WORK INSTRUCTIONS:
From the listing below, copy every line with the word "Sample".

AVAILABLE DATA:
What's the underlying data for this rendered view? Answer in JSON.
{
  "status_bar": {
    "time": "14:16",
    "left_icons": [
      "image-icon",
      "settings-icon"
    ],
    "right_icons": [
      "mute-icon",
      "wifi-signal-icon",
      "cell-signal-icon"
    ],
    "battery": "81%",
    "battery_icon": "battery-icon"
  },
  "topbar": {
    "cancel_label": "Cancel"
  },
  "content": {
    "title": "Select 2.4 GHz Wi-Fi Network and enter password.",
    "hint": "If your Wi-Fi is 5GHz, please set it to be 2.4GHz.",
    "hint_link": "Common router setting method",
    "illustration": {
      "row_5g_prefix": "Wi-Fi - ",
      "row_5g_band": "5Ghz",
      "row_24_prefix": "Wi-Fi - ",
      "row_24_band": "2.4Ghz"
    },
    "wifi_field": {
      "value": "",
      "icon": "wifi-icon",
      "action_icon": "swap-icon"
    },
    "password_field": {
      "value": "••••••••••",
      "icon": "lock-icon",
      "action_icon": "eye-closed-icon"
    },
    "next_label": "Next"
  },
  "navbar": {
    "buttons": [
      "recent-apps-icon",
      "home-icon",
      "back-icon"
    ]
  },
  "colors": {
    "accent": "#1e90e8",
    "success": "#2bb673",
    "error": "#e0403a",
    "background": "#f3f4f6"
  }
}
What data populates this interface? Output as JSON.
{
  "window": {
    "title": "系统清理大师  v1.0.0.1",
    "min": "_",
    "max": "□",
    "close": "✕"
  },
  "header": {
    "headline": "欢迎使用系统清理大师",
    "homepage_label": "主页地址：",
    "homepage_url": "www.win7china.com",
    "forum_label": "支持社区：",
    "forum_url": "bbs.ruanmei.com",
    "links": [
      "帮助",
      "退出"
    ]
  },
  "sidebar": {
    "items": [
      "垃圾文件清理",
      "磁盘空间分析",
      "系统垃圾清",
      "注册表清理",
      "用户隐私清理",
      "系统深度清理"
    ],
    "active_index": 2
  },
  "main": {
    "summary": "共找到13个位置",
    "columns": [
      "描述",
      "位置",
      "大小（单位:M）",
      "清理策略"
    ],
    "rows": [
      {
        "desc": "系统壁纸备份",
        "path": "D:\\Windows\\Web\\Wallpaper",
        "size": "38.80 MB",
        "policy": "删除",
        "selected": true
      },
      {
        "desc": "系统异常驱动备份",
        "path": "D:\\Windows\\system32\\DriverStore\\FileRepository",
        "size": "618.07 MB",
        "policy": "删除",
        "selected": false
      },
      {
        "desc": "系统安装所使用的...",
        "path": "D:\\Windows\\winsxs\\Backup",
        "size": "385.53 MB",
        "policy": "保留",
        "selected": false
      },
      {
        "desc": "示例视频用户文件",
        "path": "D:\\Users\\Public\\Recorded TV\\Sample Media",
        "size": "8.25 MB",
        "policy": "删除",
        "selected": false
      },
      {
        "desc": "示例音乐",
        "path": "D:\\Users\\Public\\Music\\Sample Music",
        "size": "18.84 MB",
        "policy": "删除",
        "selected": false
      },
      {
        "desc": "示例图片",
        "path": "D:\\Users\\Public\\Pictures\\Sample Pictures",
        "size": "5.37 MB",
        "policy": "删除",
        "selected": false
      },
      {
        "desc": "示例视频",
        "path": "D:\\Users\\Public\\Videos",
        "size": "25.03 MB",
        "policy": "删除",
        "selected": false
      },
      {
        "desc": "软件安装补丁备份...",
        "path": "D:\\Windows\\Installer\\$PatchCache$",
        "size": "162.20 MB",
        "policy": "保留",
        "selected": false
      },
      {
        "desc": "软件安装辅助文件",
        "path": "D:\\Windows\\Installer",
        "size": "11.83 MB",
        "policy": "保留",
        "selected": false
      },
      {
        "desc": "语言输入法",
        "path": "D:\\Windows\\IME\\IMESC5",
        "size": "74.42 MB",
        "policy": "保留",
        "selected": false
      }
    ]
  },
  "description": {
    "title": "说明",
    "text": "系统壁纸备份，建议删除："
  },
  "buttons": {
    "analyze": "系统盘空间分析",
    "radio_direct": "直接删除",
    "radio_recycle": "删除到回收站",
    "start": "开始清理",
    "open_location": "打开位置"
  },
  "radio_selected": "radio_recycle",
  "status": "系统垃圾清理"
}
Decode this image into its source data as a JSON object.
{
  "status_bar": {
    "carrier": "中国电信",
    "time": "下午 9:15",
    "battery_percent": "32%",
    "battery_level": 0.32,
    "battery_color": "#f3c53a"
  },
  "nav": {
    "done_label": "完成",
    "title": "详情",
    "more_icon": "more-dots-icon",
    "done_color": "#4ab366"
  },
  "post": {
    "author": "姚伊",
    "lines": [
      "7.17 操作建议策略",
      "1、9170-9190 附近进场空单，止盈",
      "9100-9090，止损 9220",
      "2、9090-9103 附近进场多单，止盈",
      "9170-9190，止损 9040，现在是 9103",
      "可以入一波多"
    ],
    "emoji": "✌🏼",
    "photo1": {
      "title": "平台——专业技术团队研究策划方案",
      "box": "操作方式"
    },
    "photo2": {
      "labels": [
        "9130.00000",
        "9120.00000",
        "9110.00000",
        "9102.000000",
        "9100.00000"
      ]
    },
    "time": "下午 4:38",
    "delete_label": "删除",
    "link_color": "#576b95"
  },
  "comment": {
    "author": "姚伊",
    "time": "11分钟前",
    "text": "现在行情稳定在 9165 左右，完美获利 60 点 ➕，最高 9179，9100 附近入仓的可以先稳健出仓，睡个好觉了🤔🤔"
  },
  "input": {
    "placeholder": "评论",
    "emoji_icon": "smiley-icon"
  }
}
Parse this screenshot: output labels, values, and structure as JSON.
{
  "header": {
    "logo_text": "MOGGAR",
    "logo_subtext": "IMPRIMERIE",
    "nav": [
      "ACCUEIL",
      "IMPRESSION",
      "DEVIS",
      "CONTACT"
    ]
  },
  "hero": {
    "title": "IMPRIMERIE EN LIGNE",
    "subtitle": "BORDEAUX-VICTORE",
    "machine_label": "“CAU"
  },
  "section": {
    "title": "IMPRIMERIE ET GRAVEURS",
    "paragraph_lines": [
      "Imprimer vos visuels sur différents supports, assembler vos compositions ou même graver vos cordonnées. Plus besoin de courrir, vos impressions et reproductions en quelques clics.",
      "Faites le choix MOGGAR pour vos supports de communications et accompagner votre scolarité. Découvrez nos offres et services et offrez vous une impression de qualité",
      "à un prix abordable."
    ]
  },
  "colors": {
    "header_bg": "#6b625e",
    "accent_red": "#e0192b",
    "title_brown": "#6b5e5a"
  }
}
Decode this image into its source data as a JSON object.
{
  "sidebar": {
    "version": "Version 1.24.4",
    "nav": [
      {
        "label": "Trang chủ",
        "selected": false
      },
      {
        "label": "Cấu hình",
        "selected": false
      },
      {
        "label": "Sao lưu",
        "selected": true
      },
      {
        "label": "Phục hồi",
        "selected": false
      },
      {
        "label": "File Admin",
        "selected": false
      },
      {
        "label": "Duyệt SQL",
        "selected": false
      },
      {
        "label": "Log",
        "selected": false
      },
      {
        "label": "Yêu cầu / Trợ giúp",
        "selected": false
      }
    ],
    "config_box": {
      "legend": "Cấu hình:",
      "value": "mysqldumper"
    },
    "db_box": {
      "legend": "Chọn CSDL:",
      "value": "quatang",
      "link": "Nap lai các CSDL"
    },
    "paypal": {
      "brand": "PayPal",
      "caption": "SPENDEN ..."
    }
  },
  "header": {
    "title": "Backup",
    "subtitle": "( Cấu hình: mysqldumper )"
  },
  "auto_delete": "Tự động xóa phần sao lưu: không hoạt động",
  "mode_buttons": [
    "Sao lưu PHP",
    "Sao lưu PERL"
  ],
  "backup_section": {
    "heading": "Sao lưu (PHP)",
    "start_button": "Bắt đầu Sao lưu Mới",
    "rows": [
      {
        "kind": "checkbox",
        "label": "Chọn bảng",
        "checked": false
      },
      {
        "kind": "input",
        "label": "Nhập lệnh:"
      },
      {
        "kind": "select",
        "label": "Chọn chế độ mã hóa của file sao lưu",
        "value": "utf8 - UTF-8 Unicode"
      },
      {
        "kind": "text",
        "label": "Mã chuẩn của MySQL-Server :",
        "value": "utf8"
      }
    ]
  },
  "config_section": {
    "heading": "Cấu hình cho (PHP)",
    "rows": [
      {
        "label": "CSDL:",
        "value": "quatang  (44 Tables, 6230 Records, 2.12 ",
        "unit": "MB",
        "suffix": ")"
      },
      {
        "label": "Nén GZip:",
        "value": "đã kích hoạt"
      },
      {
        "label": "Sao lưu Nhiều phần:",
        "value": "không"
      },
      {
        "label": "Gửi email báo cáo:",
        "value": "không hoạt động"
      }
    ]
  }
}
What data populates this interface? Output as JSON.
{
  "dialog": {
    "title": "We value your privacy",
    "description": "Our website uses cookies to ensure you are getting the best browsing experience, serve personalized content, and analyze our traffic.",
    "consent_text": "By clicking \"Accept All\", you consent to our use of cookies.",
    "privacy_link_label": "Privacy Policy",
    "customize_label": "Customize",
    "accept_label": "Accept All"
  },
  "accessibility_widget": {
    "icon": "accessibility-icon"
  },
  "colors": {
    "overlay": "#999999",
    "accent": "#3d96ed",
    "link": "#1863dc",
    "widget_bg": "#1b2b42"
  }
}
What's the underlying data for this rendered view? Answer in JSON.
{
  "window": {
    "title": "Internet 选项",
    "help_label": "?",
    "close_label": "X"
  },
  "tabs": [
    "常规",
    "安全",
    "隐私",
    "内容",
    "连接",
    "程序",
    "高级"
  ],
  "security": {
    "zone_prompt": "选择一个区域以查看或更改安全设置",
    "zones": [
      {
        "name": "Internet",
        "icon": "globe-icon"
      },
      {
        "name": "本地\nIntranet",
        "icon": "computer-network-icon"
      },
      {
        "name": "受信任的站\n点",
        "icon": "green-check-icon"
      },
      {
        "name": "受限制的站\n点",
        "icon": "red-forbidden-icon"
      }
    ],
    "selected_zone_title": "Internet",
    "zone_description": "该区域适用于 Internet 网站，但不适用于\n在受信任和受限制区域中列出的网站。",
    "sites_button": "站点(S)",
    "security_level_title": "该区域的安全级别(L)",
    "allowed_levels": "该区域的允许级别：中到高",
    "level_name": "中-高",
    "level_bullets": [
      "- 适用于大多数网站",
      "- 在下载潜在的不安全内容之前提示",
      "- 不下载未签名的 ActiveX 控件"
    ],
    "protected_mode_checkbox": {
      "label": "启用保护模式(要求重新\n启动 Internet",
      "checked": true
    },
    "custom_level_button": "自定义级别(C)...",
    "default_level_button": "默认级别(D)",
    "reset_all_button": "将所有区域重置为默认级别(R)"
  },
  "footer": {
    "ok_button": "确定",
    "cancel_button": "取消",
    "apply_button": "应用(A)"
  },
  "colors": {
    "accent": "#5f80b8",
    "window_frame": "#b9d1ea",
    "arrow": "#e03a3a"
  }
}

SOLUTION FOR THIS PROBLEM:
        "path": "D:\\Users\\Public\\Recorded TV\\Sample Media",
        "path": "D:\\Users\\Public\\Music\\Sample Music",
        "path": "D:\\Users\\Public\\Pictures\\Sample Pictures",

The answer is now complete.